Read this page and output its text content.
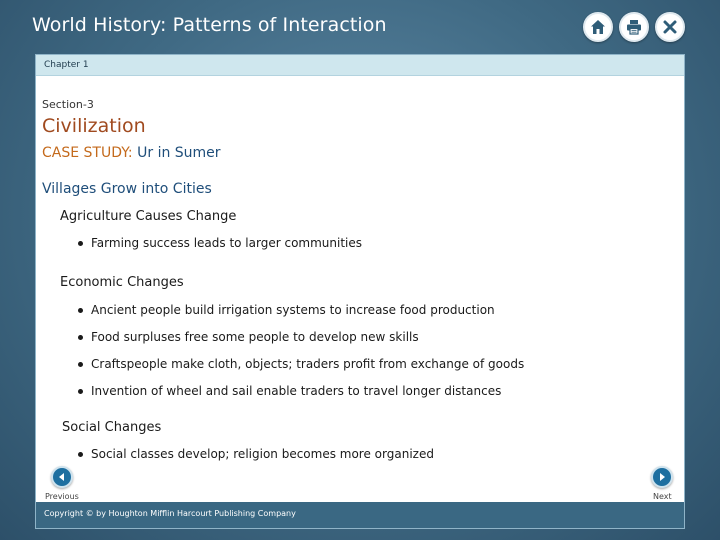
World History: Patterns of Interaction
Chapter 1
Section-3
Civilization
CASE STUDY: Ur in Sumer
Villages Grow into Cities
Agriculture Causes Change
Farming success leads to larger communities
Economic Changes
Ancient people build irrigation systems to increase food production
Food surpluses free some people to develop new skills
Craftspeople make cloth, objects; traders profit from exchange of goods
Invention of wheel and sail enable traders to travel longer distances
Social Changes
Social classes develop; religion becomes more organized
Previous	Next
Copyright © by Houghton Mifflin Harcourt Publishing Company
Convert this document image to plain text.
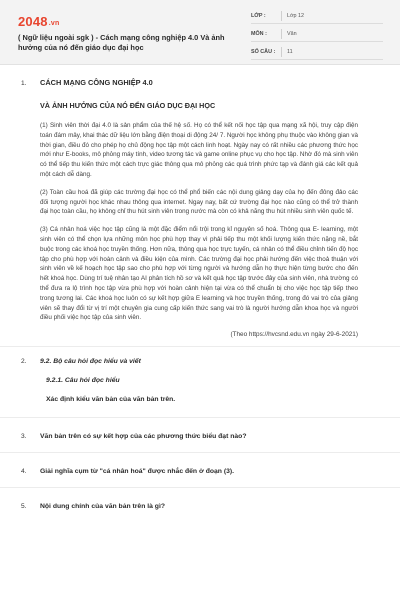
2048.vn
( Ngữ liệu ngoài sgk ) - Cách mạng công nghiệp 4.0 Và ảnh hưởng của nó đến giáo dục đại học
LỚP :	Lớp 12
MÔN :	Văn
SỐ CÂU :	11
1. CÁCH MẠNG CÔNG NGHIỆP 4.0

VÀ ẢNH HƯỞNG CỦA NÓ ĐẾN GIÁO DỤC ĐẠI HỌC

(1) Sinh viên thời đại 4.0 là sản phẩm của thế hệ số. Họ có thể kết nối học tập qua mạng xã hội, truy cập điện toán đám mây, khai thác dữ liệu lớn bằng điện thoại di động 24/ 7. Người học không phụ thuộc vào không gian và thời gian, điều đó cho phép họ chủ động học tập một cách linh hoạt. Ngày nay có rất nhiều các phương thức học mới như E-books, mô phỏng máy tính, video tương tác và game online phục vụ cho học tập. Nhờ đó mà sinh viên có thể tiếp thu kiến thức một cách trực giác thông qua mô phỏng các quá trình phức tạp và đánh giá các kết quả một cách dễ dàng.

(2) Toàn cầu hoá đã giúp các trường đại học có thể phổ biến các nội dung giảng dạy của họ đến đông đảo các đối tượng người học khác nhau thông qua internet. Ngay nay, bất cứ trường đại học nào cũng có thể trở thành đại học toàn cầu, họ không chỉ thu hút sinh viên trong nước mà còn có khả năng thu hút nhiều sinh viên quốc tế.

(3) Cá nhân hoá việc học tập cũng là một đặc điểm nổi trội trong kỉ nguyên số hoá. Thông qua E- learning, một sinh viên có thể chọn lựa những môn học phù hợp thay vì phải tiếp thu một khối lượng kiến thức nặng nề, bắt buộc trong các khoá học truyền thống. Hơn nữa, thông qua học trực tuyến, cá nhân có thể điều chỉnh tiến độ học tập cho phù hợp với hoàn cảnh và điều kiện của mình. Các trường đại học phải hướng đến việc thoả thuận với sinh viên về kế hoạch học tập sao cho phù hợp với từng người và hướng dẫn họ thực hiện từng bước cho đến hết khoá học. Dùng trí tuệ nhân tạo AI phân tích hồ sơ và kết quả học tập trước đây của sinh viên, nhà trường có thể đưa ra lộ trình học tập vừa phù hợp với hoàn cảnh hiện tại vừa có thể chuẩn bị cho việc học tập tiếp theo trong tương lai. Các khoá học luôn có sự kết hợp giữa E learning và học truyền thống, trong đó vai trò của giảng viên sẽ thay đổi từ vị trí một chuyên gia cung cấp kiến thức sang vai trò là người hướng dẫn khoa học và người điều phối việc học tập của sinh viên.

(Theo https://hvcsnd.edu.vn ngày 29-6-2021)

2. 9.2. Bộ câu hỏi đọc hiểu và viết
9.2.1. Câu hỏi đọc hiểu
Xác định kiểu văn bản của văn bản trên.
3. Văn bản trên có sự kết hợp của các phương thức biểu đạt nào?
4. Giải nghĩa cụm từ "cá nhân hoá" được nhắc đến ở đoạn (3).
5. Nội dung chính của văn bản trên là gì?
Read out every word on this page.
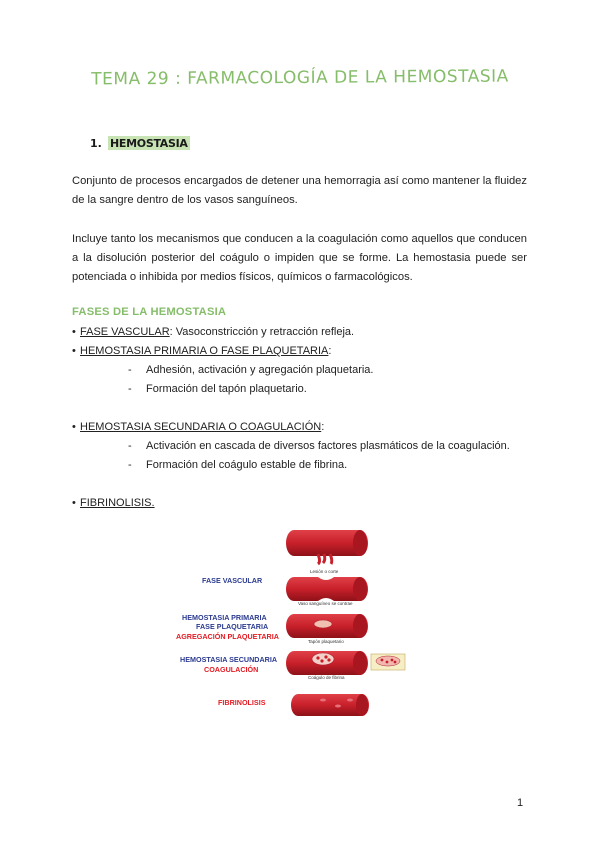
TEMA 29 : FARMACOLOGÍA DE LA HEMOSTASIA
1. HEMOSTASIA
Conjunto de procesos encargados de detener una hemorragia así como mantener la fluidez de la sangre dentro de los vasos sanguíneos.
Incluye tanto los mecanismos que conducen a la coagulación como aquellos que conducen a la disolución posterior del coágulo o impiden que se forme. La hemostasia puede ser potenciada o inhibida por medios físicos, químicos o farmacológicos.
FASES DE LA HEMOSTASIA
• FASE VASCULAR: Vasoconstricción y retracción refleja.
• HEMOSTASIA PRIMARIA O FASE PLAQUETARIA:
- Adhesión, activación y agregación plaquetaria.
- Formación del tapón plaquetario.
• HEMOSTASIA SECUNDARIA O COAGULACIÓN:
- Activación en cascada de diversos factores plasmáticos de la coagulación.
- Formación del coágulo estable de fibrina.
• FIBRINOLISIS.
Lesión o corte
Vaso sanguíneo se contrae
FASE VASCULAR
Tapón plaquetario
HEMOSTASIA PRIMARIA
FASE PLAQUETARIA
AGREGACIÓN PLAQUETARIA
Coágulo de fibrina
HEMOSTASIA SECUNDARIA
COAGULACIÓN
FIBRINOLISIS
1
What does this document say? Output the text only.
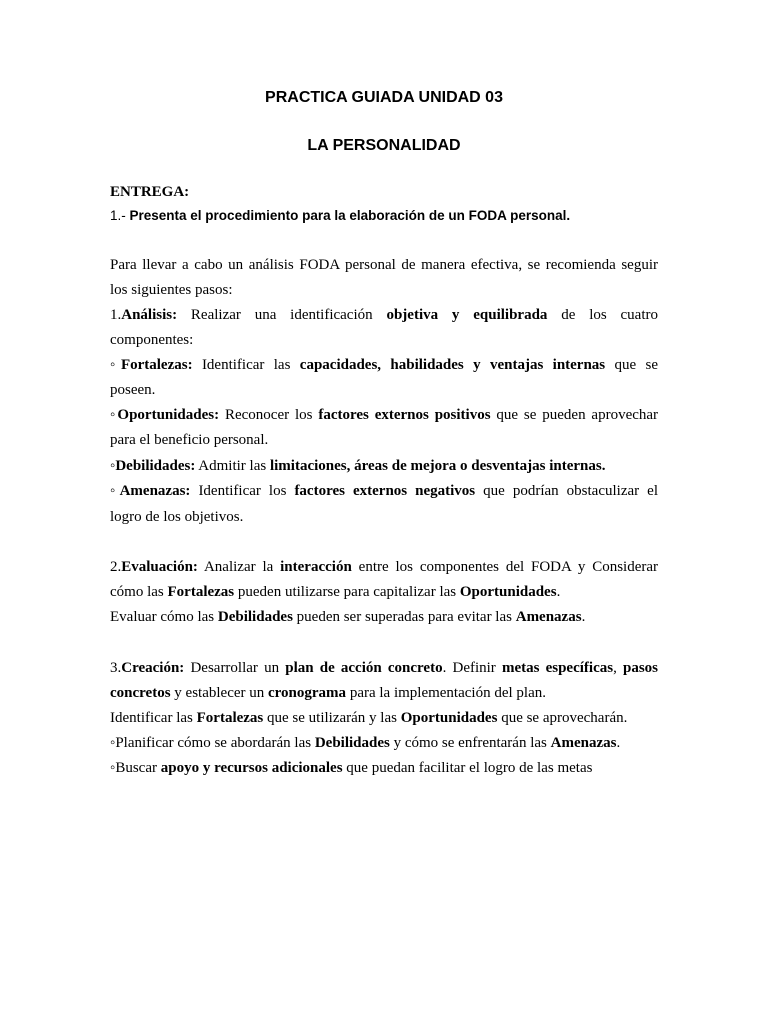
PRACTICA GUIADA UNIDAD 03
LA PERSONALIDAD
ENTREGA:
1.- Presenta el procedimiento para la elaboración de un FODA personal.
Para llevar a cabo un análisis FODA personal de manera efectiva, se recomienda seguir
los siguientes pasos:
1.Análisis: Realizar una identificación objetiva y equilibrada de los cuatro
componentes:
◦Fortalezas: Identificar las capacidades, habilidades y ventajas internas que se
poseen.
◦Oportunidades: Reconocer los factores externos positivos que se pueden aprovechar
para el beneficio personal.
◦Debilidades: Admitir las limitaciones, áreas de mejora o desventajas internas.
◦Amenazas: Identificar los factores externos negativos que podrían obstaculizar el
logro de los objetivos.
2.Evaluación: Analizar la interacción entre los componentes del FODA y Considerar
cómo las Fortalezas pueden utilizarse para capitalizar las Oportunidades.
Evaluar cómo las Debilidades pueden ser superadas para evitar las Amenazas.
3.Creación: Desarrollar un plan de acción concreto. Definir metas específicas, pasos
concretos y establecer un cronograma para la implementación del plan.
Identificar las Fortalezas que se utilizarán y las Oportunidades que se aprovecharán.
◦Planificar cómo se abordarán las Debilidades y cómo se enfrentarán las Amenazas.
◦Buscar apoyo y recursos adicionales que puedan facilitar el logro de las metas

★ ★ ★

Without the pictures, print the whole listing exactly as given.

◆ Expected answer
Read this page and output its text content.
World History: Patterns of Interaction
Chapter 1
Section-3
Civilization
CASE STUDY: Ur in Sumer
Villages Grow into Cities
Agriculture Causes Change
Farming success leads to larger communities
Economic Changes
Ancient people build irrigation systems to increase food production
Food surpluses free some people to develop new skills
Craftspeople make cloth, objects; traders profit from exchange of goods
Invention of wheel and sail enable traders to travel longer distances
Social Changes
Social classes develop; religion becomes more organized
Previous	Next
Copyright © by Houghton Mifflin Harcourt Publishing Company
Convert this document image to plain text.
2048.vn
( Ngữ liệu ngoài sgk ) - Cách mạng công nghiệp 4.0 Và ảnh hưởng của nó đến giáo dục đại học
LỚP :	Lớp 12
MÔN :	Văn
SỐ CÂU :	11
1. CÁCH MẠNG CÔNG NGHIỆP 4.0

VÀ ẢNH HƯỞNG CỦA NÓ ĐẾN GIÁO DỤC ĐẠI HỌC

(1) Sinh viên thời đại 4.0 là sản phẩm của thế hệ số. Họ có thể kết nối học tập qua mạng xã hội, truy cập điện toán đám mây, khai thác dữ liệu lớn bằng điện thoại di động 24/ 7. Người học không phụ thuộc vào không gian và thời gian, điều đó cho phép họ chủ động học tập một cách linh hoạt. Ngày nay có rất nhiều các phương thức học mới như E-books, mô phỏng máy tính, video tương tác và game online phục vụ cho học tập. Nhờ đó mà sinh viên có thể tiếp thu kiến thức một cách trực giác thông qua mô phỏng các quá trình phức tạp và đánh giá các kết quả một cách dễ dàng.

(2) Toàn cầu hoá đã giúp các trường đại học có thể phổ biến các nội dung giảng dạy của họ đến đông đảo các đối tượng người học khác nhau thông qua internet. Ngay nay, bất cứ trường đại học nào cũng có thể trở thành đại học toàn cầu, họ không chỉ thu hút sinh viên trong nước mà còn có khả năng thu hút nhiều sinh viên quốc tế.

(3) Cá nhân hoá việc học tập cũng là một đặc điểm nổi trội trong kỉ nguyên số hoá. Thông qua E- learning, một sinh viên có thể chọn lựa những môn học phù hợp thay vì phải tiếp thu một khối lượng kiến thức nặng nề, bắt buộc trong các khoá học truyền thống. Hơn nữa, thông qua học trực tuyến, cá nhân có thể điều chỉnh tiến độ học tập cho phù hợp với hoàn cảnh và điều kiện của mình. Các trường đại học phải hướng đến việc thoả thuận với sinh viên về kế hoạch học tập sao cho phù hợp với từng người và hướng dẫn họ thực hiện từng bước cho đến hết khoá học. Dùng trí tuệ nhân tạo AI phân tích hồ sơ và kết quả học tập trước đây của sinh viên, nhà trường có thể đưa ra lộ trình học tập vừa phù hợp với hoàn cảnh hiện tại vừa có thể chuẩn bị cho việc học tập tiếp theo trong tương lai. Các khoá học luôn có sự kết hợp giữa E learning và học truyền thống, trong đó vai trò của giảng viên sẽ thay đổi từ vị trí một chuyên gia cung cấp kiến thức sang vai trò là người hướng dẫn khoa học và người điều phối việc học tập của sinh viên.

(Theo https://hvcsnd.edu.vn ngày 29-6-2021)

2. 9.2. Bộ câu hỏi đọc hiểu và viết
9.2.1. Câu hỏi đọc hiểu
Xác định kiểu văn bản của văn bản trên.
3. Văn bản trên có sự kết hợp của các phương thức biểu đạt nào?
4. Giải nghĩa cụm từ "cá nhân hoá" được nhắc đến ở đoạn (3).
5. Nội dung chính của văn bản trên là gì?
Read out every word on this page.
TEMA 29 : FARMACOLOGÍA DE LA HEMOSTASIA
1. HEMOSTASIA
Conjunto de procesos encargados de detener una hemorragia así como mantener la fluidez de la sangre dentro de los vasos sanguíneos.
Incluye tanto los mecanismos que conducen a la coagulación como aquellos que conducen a la disolución posterior del coágulo o impiden que se forme. La hemostasia puede ser potenciada o inhibida por medios físicos, químicos o farmacológicos.
FASES DE LA HEMOSTASIA
• FASE VASCULAR: Vasoconstricción y retracción refleja.
• HEMOSTASIA PRIMARIA O FASE PLAQUETARIA:
- Adhesión, activación y agregación plaquetaria.
- Formación del tapón plaquetario.
• HEMOSTASIA SECUNDARIA O COAGULACIÓN:
- Activación en cascada de diversos factores plasmáticos de la coagulación.
- Formación del coágulo estable de fibrina.
• FIBRINOLISIS.
Lesión o corte
Vaso sanguíneo se contrae
FASE VASCULAR
Tapón plaquetario
HEMOSTASIA PRIMARIA
FASE PLAQUETARIA
AGREGACIÓN PLAQUETARIA
Coágulo de fibrina
HEMOSTASIA SECUNDARIA
COAGULACIÓN
FIBRINOLISIS
1
What does this document say? Output the text only.
PRACTICA GUIADA UNIDAD 03
LA PERSONALIDAD
ENTREGA:
1.- Presenta el procedimiento para la elaboración de un FODA personal.
Para llevar a cabo un análisis FODA personal de manera efectiva, se recomienda seguir
los siguientes pasos:
1.Análisis: Realizar una identificación objetiva y equilibrada de los cuatro
componentes:
◦Fortalezas: Identificar las capacidades, habilidades y ventajas internas que se
poseen.
◦Oportunidades: Reconocer los factores externos positivos que se pueden aprovechar
para el beneficio personal.
◦Debilidades: Admitir las limitaciones, áreas de mejora o desventajas internas.
◦Amenazas: Identificar los factores externos negativos que podrían obstaculizar el
logro de los objetivos.
2.Evaluación: Analizar la interacción entre los componentes del FODA y Considerar
cómo las Fortalezas pueden utilizarse para capitalizar las Oportunidades.
Evaluar cómo las Debilidades pueden ser superadas para evitar las Amenazas.
3.Creación: Desarrollar un plan de acción concreto. Definir metas específicas, pasos
concretos y establecer un cronograma para la implementación del plan.
Identificar las Fortalezas que se utilizarán y las Oportunidades que se aprovecharán.
◦Planificar cómo se abordarán las Debilidades y cómo se enfrentarán las Amenazas.
◦Buscar apoyo y recursos adicionales que puedan facilitar el logro de las metas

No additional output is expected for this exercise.